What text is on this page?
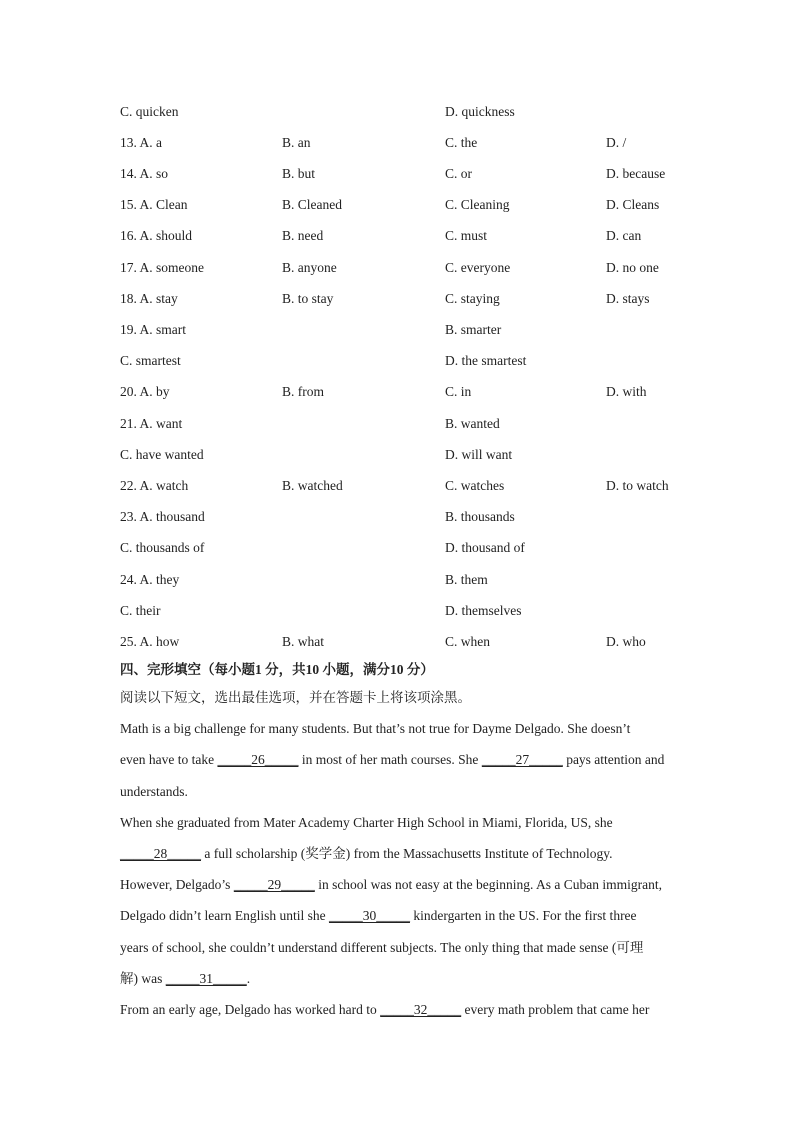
C. quicken	D. quickness
13. A. a	B. an	C. the	D. /
14. A. so	B. but	C. or	D. because
15. A. Clean	B. Cleaned	C. Cleaning	D. Cleans
16. A. should	B. need	C. must	D. can
17. A. someone	B. anyone	C. everyone	D. no one
18. A. stay	B. to stay	C. staying	D. stays
19. A. smart	B. smarter
C. smartest	D. the smartest
20. A. by	B. from	C. in	D. with
21. A. want	B. wanted
C. have wanted	D. will want
22. A. watch	B. watched	C. watches	D. to watch
23. A. thousand	B. thousands
C. thousands of	D. thousand of
24. A. they	B. them
C. their	D. themselves
25. A. how	B. what	C. when	D. who
四、完形填空（每小题1 分，共10 小题，满分10 分）
阅读以下短文，选出最佳选项，并在答题卡上将该项涂黑。
Math is a big challenge for many students. But that’s not true for Dayme Delgado. She doesn’t
even have to take _____26_____ in most of her math courses. She _____27_____ pays attention and
understands.
When she graduated from Mater Academy Charter High School in Miami, Florida, US, she
_____28_____ a full scholarship (奖学金) from the Massachusetts Institute of Technology.
However, Delgado’s _____29_____ in school was not easy at the beginning. As a Cuban immigrant,
Delgado didn’t learn English until she _____30_____ kindergarten in the US. For the first three
years of school, she couldn’t understand different subjects. The only thing that made sense (可理
解) was _____31_____.
From an early age, Delgado has worked hard to _____32_____ every math problem that came her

○ ○ ○

● Instructions for the task: Will you restate every entry word for word and omit the images?

● Solved exercise:
What text is on this page?
C. quicken	D. quickness
13. A. a	B. an	C. the	D. /
14. A. so	B. but	C. or	D. because
15. A. Clean	B. Cleaned	C. Cleaning	D. Cleans
16. A. should	B. need	C. must	D. can
17. A. someone	B. anyone	C. everyone	D. no one
18. A. stay	B. to stay	C. staying	D. stays
19. A. smart	B. smarter
C. smartest	D. the smartest
20. A. by	B. from	C. in	D. with
21. A. want	B. wanted
C. have wanted	D. will want
22. A. watch	B. watched	C. watches	D. to watch
23. A. thousand	B. thousands
C. thousands of	D. thousand of
24. A. they	B. them
C. their	D. themselves
25. A. how	B. what	C. when	D. who
四、完形填空（每小题1 分，共10 小题，满分10 分）
阅读以下短文，选出最佳选项，并在答题卡上将该项涂黑。
Math is a big challenge for many students. But that’s not true for Dayme Delgado. She doesn’t
even have to take _____26_____ in most of her math courses. She _____27_____ pays attention and
understands.
When she graduated from Mater Academy Charter High School in Miami, Florida, US, she
_____28_____ a full scholarship (奖学金) from the Massachusetts Institute of Technology.
However, Delgado’s _____29_____ in school was not easy at the beginning. As a Cuban immigrant,
Delgado didn’t learn English until she _____30_____ kindergarten in the US. For the first three
years of school, she couldn’t understand different subjects. The only thing that made sense (可理
解) was _____31_____.
From an early age, Delgado has worked hard to _____32_____ every math problem that came her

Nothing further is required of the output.